Each line containing the word "html" must be reported.

* [DATA TO USE]
# # # #

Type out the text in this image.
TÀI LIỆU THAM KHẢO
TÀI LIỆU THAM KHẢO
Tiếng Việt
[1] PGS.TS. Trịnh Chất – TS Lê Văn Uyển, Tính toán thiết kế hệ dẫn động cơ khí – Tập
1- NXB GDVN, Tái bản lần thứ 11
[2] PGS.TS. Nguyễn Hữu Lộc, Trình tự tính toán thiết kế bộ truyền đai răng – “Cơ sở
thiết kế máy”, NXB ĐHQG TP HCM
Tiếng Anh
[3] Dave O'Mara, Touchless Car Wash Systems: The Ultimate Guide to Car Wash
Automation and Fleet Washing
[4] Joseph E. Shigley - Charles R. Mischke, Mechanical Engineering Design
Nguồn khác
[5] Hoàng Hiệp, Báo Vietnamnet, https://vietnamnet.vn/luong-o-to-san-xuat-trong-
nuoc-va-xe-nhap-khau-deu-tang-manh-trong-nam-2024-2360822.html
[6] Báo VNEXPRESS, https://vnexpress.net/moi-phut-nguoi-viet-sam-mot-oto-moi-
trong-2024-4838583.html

# # # #

* [TASK ANSWER]
nuoc-va-xe-nhap-khau-deu-tang-manh-trong-nam-2024-2360822.html
trong-2024-4838583.html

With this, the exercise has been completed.